WHAT IS REQUIRED: Copy each line in which the string "Norw" occurs.

--- Start ---

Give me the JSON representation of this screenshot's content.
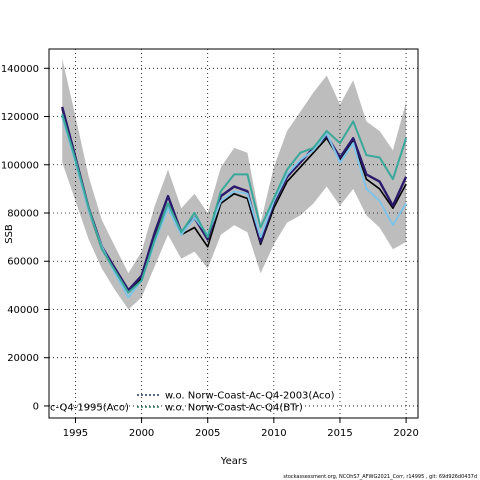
{
  "footer": "stockassessment.org, NCOhS7_AFWG2021_Corr, r14995 , git: 69d926d0437d",
  "chart_data": {
    "type": "line",
    "title": "",
    "xlabel": "Years",
    "ylabel": "SSB",
    "xlim": [
      1993,
      2020.9
    ],
    "ylim": [
      -5000,
      148000
    ],
    "x_ticks": [
      1995,
      2000,
      2005,
      2010,
      2015,
      2020
    ],
    "y_ticks": [
      0,
      20000,
      40000,
      60000,
      80000,
      100000,
      120000,
      140000
    ],
    "grid": true,
    "grid_style": "dotted",
    "legend_placement": "bottom-center",
    "x": [
      1994,
      1995,
      1996,
      1997,
      1998,
      1999,
      2000,
      2001,
      2002,
      2003,
      2004,
      2005,
      2006,
      2007,
      2008,
      2009,
      2010,
      2011,
      2012,
      2013,
      2014,
      2015,
      2016,
      2017,
      2018,
      2019,
      2020
    ],
    "band": {
      "color": "#bdbdbd",
      "upper": [
        144000,
        120000,
        95000,
        77000,
        66000,
        55000,
        64000,
        83000,
        98000,
        82000,
        88000,
        80000,
        99000,
        107000,
        105000,
        76000,
        99000,
        114000,
        122000,
        130000,
        137000,
        125000,
        135000,
        118000,
        114000,
        106000,
        126000
      ],
      "lower": [
        101000,
        85000,
        69000,
        57000,
        48000,
        40000,
        45000,
        58000,
        71000,
        61000,
        64000,
        57000,
        71000,
        75000,
        72000,
        55000,
        67000,
        76000,
        79000,
        84000,
        91000,
        83000,
        90000,
        79000,
        74000,
        65000,
        68000
      ]
    },
    "series": [
      {
        "name": "",
        "color": "#000000",
        "dash": "solid",
        "width": 1.6,
        "values": [
          123000,
          102000,
          81000,
          65000,
          56000,
          47000,
          53000,
          70000,
          84000,
          71000,
          74000,
          66000,
          84000,
          88000,
          86000,
          67000,
          82000,
          93000,
          99000,
          105000,
          111000,
          102000,
          110000,
          94000,
          90000,
          82000,
          92000
        ]
      },
      {
        "name": "",
        "color": "#2b1a6b",
        "dash": "solid",
        "width": 2.4,
        "values": [
          124000,
          103000,
          82000,
          66000,
          57000,
          48000,
          54000,
          72000,
          87000,
          72000,
          78000,
          69000,
          87000,
          91000,
          89000,
          68000,
          84000,
          95000,
          101000,
          107000,
          112000,
          103000,
          111000,
          96000,
          93000,
          83000,
          95000
        ]
      },
      {
        "name": "",
        "color": "#7fc4e8",
        "dash": "solid",
        "width": 2.0,
        "values": [
          120000,
          101000,
          81000,
          66000,
          55000,
          45000,
          52000,
          68000,
          82000,
          71000,
          78000,
          71000,
          85000,
          89000,
          88000,
          70000,
          85000,
          96000,
          102000,
          106000,
          113000,
          101000,
          109000,
          90000,
          85000,
          75000,
          84000
        ]
      },
      {
        "name": "",
        "color": "#3aa89a",
        "dash": "solid",
        "width": 2.0,
        "values": [
          121000,
          102000,
          82000,
          65000,
          56000,
          47000,
          52000,
          69000,
          84000,
          72000,
          80000,
          70000,
          89000,
          96000,
          96000,
          74000,
          86000,
          98000,
          105000,
          107000,
          114000,
          109000,
          118000,
          104000,
          103000,
          94000,
          111000
        ]
      }
    ],
    "legend": [
      {
        "label": "w.o. Norw-Coast-Ac-Q4-2003(Aco)",
        "color": "#1f3a5a",
        "dash": "dotted"
      },
      {
        "label": "w.o. Norw-Coast-Ac-Q4(BTr)",
        "color": "#2e7a5e",
        "dash": "dotted"
      },
      {
        "label": "c-Q4-1995(Aco)",
        "color": "#3aa89a",
        "dash": "solid"
      }
    ]
  }
}
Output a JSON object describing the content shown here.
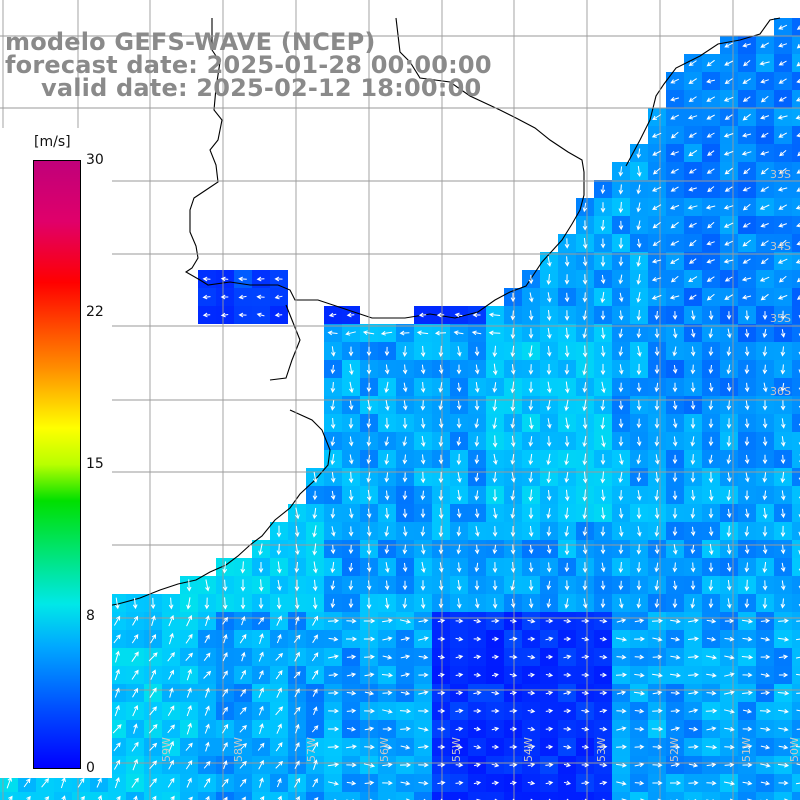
{
  "header": {
    "line1": "modelo GEFS-WAVE (NCEP)",
    "line2": "forecast date: 2025-01-28 00:00:00",
    "line3": "valid date: 2025-02-12 18:00:00"
  },
  "colorbar": {
    "unit": "[m/s]",
    "min": 0,
    "max": 30,
    "ticks": [
      "30",
      "22",
      "15",
      "8",
      "0"
    ],
    "colors": [
      "#0000ff",
      "#0050ff",
      "#00a8ff",
      "#00e8e8",
      "#00e000",
      "#ffff00",
      "#ff8c00",
      "#ff0000",
      "#c0007a"
    ]
  },
  "lat_labels": [
    "33S",
    "34S",
    "35S",
    "36S"
  ],
  "lon_labels": [
    "59W",
    "58W",
    "57W",
    "56W",
    "55W",
    "54W",
    "53W",
    "52W",
    "51W",
    "50W"
  ],
  "field": {
    "variable": "wind",
    "level_typical_ms": [
      2,
      5
    ],
    "dominant_direction": "southward offshore, northeastward near coast",
    "colors": {
      "land": "#ffffff",
      "grid": "#999999",
      "coast": "#000000",
      "arrows": "#ffffff"
    }
  }
}
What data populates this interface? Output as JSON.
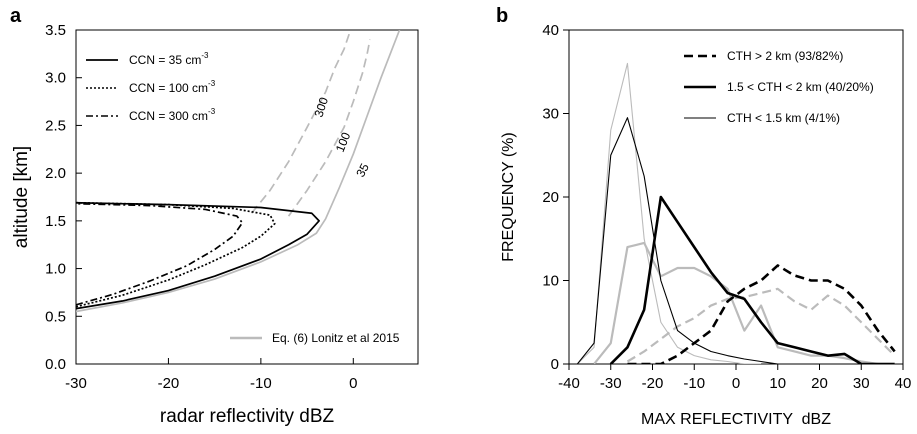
{
  "chart_data": [
    {
      "panel": "a",
      "type": "line",
      "xlabel": "radar reflectivity dBZ",
      "ylabel": "altitude [km]",
      "xlim": [
        -30,
        7
      ],
      "ylim": [
        0,
        3.5
      ],
      "xticks": [
        -30,
        -20,
        -10,
        0
      ],
      "yticks": [
        0.0,
        0.5,
        1.0,
        1.5,
        2.0,
        2.5,
        3.0,
        3.5
      ],
      "legend": [
        {
          "label": "CCN = 35 cm",
          "sup": "-3",
          "style": "solid"
        },
        {
          "label": "CCN = 100 cm",
          "sup": "-3",
          "style": "dotted"
        },
        {
          "label": "CCN = 300 cm",
          "sup": "-3",
          "style": "dashdot"
        }
      ],
      "legend2": {
        "label": "Eq. (6) Lonitz et al 2015",
        "color": "#bbbbbb"
      },
      "annotations": [
        "300",
        "100",
        "35"
      ],
      "series": [
        {
          "name": "CCN = 35 cm-3",
          "style": "solid",
          "color": "#000000",
          "points": [
            [
              -30,
              0.58
            ],
            [
              -25,
              0.66
            ],
            [
              -20,
              0.77
            ],
            [
              -15,
              0.92
            ],
            [
              -10,
              1.1
            ],
            [
              -7,
              1.25
            ],
            [
              -5,
              1.36
            ],
            [
              -3.7,
              1.5
            ],
            [
              -4.5,
              1.58
            ],
            [
              -10,
              1.64
            ],
            [
              -20,
              1.67
            ],
            [
              -30,
              1.69
            ]
          ]
        },
        {
          "name": "CCN = 100 cm-3",
          "style": "dotted",
          "color": "#000000",
          "points": [
            [
              -30,
              0.6
            ],
            [
              -25,
              0.72
            ],
            [
              -20,
              0.88
            ],
            [
              -16,
              1.04
            ],
            [
              -12,
              1.22
            ],
            [
              -10,
              1.34
            ],
            [
              -8.5,
              1.47
            ],
            [
              -9,
              1.56
            ],
            [
              -13,
              1.63
            ],
            [
              -20,
              1.67
            ],
            [
              -30,
              1.69
            ]
          ]
        },
        {
          "name": "CCN = 300 cm-3",
          "style": "dashdot",
          "color": "#000000",
          "points": [
            [
              -30,
              0.62
            ],
            [
              -26,
              0.73
            ],
            [
              -22,
              0.87
            ],
            [
              -18,
              1.03
            ],
            [
              -15,
              1.2
            ],
            [
              -13,
              1.34
            ],
            [
              -12,
              1.48
            ],
            [
              -12.6,
              1.55
            ],
            [
              -16,
              1.62
            ],
            [
              -22,
              1.66
            ],
            [
              -30,
              1.68
            ]
          ]
        },
        {
          "name": "Eq. (6) Lonitz et al 2015",
          "style": "solid",
          "color": "#bbbbbb",
          "points": [
            [
              -30,
              0.55
            ],
            [
              -25,
              0.64
            ],
            [
              -20,
              0.75
            ],
            [
              -15,
              0.89
            ],
            [
              -10,
              1.07
            ],
            [
              -6,
              1.25
            ],
            [
              -4,
              1.37
            ],
            [
              -3,
              1.52
            ],
            [
              -1.5,
              1.85
            ],
            [
              0,
              2.2
            ],
            [
              1.5,
              2.6
            ],
            [
              3,
              3.0
            ],
            [
              4,
              3.25
            ],
            [
              5,
              3.5
            ]
          ]
        },
        {
          "name": "300",
          "style": "dashed",
          "color": "#bbbbbb",
          "points": [
            [
              -11,
              1.58
            ],
            [
              -9,
              1.82
            ],
            [
              -7,
              2.12
            ],
            [
              -5,
              2.48
            ],
            [
              -3,
              2.85
            ],
            [
              -2,
              3.1
            ],
            [
              -1,
              3.3
            ],
            [
              -0.3,
              3.5
            ]
          ]
        },
        {
          "name": "100",
          "style": "dashed",
          "color": "#bbbbbb",
          "points": [
            [
              -7,
              1.55
            ],
            [
              -5,
              1.82
            ],
            [
              -3,
              2.12
            ],
            [
              -1,
              2.48
            ],
            [
              0,
              2.75
            ],
            [
              1,
              3.05
            ],
            [
              1.5,
              3.25
            ],
            [
              1.8,
              3.4
            ]
          ]
        }
      ]
    },
    {
      "panel": "b",
      "type": "line",
      "xlabel": "MAX REFLECTIVITY  dBZ",
      "ylabel": "FREQUENCY (%)",
      "xlim": [
        -40,
        40
      ],
      "ylim": [
        0,
        40
      ],
      "xticks": [
        -40,
        -30,
        -20,
        -10,
        0,
        10,
        20,
        30,
        40
      ],
      "yticks": [
        0,
        10,
        20,
        30,
        40
      ],
      "legend": [
        {
          "label": "CTH > 2 km (93/82%)",
          "style": "dashed-thick"
        },
        {
          "label": "1.5 < CTH < 2 km (40/20%)",
          "style": "solid-thick"
        },
        {
          "label": "CTH < 1.5 km (4/1%)",
          "style": "solid-thin"
        }
      ],
      "series": [
        {
          "name": "CTH > 2 km (93/82%)",
          "style": "dashed",
          "color": "#000000",
          "width": 2.6,
          "points": [
            [
              -26,
              0
            ],
            [
              -22,
              0
            ],
            [
              -18,
              0
            ],
            [
              -14,
              1
            ],
            [
              -10,
              2.5
            ],
            [
              -6,
              4
            ],
            [
              -2,
              7.5
            ],
            [
              2,
              9
            ],
            [
              6,
              10
            ],
            [
              10,
              11.8
            ],
            [
              14,
              10.6
            ],
            [
              18,
              10
            ],
            [
              22,
              10
            ],
            [
              26,
              9
            ],
            [
              30,
              7
            ],
            [
              34,
              4
            ],
            [
              38,
              1.5
            ]
          ]
        },
        {
          "name": "CTH > 2 km (grey)",
          "style": "dashed",
          "color": "#bbbbbb",
          "width": 2.2,
          "points": [
            [
              -26,
              0.3
            ],
            [
              -22,
              1.5
            ],
            [
              -18,
              3
            ],
            [
              -14,
              4.5
            ],
            [
              -10,
              5.5
            ],
            [
              -6,
              7
            ],
            [
              -2,
              7.8
            ],
            [
              2,
              8
            ],
            [
              6,
              8.5
            ],
            [
              10,
              9
            ],
            [
              14,
              7.5
            ],
            [
              18,
              6.5
            ],
            [
              22,
              8.2
            ],
            [
              26,
              7
            ],
            [
              30,
              5
            ],
            [
              34,
              3
            ],
            [
              38,
              1
            ]
          ]
        },
        {
          "name": "1.5 < CTH < 2 km (40/20%)",
          "style": "solid",
          "color": "#000000",
          "width": 2.6,
          "points": [
            [
              -30,
              0
            ],
            [
              -26,
              2
            ],
            [
              -22,
              6.5
            ],
            [
              -18,
              20
            ],
            [
              -14,
              17
            ],
            [
              -10,
              14
            ],
            [
              -6,
              11
            ],
            [
              -2,
              8.5
            ],
            [
              2,
              7.8
            ],
            [
              6,
              5
            ],
            [
              10,
              2.5
            ],
            [
              14,
              2
            ],
            [
              18,
              1.5
            ],
            [
              22,
              1
            ],
            [
              26,
              1.2
            ],
            [
              30,
              0
            ],
            [
              34,
              0
            ],
            [
              38,
              0
            ]
          ]
        },
        {
          "name": "1.5 < CTH < 2 km (grey)",
          "style": "solid",
          "color": "#bbbbbb",
          "width": 2.2,
          "points": [
            [
              -34,
              0
            ],
            [
              -30,
              2.5
            ],
            [
              -26,
              14
            ],
            [
              -22,
              14.5
            ],
            [
              -18,
              10.5
            ],
            [
              -14,
              11.5
            ],
            [
              -10,
              11.5
            ],
            [
              -6,
              10.5
            ],
            [
              -2,
              9
            ],
            [
              2,
              4
            ],
            [
              6,
              7
            ],
            [
              10,
              2
            ],
            [
              14,
              1.5
            ],
            [
              18,
              1
            ],
            [
              22,
              1
            ],
            [
              26,
              0.7
            ],
            [
              30,
              0.3
            ],
            [
              34,
              0
            ],
            [
              38,
              0
            ]
          ]
        },
        {
          "name": "CTH < 1.5 km (4/1%)",
          "style": "solid",
          "color": "#000000",
          "width": 1.1,
          "points": [
            [
              -38,
              0
            ],
            [
              -34,
              2.5
            ],
            [
              -30,
              25
            ],
            [
              -26,
              29.5
            ],
            [
              -22,
              22.5
            ],
            [
              -18,
              10
            ],
            [
              -14,
              4
            ],
            [
              -10,
              2.5
            ],
            [
              -6,
              1.5
            ],
            [
              -2,
              1
            ],
            [
              2,
              0.6
            ],
            [
              6,
              0.3
            ],
            [
              10,
              0
            ],
            [
              14,
              0
            ],
            [
              18,
              0
            ],
            [
              22,
              0
            ]
          ]
        },
        {
          "name": "CTH < 1.5 km (grey)",
          "style": "solid",
          "color": "#bbbbbb",
          "width": 1.1,
          "points": [
            [
              -38,
              0
            ],
            [
              -34,
              2
            ],
            [
              -30,
              28
            ],
            [
              -26,
              36
            ],
            [
              -22,
              15
            ],
            [
              -18,
              5
            ],
            [
              -14,
              2
            ],
            [
              -10,
              1
            ],
            [
              -6,
              0.5
            ],
            [
              -2,
              0.3
            ],
            [
              2,
              0
            ],
            [
              6,
              0
            ]
          ]
        }
      ]
    }
  ]
}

--- End ---

RESPONSE TO THE TASK:
        "label": "w.o. Norw-Coast-Ac-Q4-2003(Aco)",
        "label": "w.o. Norw-Coast-Ac-Q4(BTr)",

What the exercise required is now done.